- _SHORT TASK_
Count the lines in the records below that contain the string "heading", and reply with only that number.

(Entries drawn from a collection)
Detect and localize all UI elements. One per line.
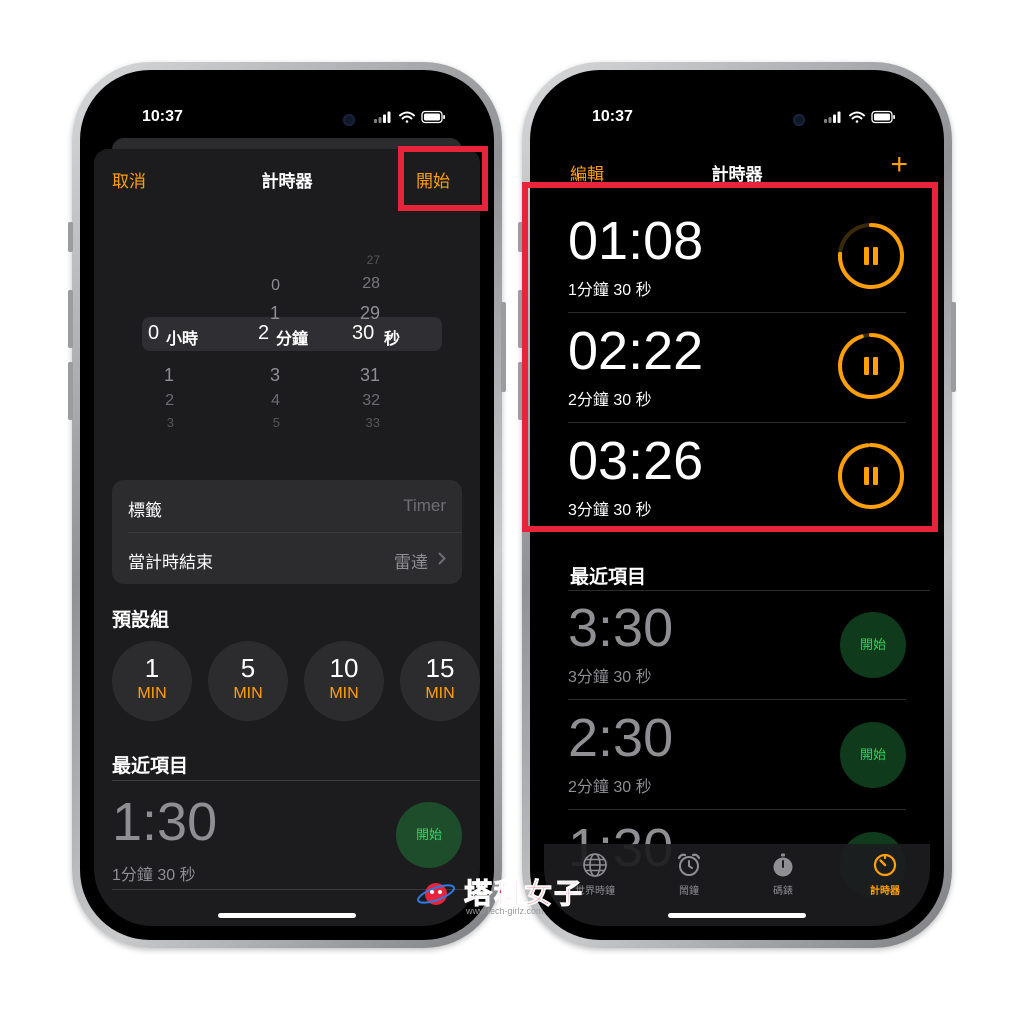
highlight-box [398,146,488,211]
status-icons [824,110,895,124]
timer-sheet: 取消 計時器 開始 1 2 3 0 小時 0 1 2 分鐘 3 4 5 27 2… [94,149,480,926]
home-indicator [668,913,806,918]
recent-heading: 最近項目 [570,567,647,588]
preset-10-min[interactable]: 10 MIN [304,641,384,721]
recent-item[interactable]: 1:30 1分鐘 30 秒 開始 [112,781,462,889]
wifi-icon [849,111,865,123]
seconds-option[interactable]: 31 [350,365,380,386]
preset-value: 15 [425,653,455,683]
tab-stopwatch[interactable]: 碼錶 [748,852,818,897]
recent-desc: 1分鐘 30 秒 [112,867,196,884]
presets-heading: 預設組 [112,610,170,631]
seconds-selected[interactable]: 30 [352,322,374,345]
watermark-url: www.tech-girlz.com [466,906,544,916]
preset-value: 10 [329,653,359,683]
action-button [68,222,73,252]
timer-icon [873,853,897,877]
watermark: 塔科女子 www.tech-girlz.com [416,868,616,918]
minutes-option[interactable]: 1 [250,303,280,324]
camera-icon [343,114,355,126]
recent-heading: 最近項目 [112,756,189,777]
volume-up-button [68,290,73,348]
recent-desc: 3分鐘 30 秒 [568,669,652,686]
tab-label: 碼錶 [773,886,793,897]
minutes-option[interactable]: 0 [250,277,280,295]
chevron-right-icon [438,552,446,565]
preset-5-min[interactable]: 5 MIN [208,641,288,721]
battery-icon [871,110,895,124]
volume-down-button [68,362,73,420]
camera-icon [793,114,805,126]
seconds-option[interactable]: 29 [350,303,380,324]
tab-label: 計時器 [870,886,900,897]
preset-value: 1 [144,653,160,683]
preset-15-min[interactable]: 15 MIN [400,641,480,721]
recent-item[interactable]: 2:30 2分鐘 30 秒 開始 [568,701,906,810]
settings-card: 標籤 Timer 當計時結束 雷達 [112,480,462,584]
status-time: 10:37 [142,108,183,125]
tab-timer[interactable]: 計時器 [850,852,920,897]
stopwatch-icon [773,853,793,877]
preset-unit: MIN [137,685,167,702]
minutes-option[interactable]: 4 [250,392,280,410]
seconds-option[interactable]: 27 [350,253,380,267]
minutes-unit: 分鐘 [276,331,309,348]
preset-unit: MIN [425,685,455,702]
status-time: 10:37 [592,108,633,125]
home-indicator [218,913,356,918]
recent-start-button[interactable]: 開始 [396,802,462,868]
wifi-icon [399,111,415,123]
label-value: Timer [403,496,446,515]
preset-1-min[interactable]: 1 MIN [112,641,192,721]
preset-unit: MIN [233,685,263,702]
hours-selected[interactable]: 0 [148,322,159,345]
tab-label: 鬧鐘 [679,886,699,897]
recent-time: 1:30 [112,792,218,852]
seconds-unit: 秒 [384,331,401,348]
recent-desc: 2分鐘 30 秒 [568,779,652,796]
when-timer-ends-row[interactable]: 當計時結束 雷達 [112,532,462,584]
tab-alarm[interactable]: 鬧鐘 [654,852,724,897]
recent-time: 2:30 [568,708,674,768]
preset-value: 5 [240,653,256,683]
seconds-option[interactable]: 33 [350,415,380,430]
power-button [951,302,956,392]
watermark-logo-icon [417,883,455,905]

- _COMPLETED TASK_
3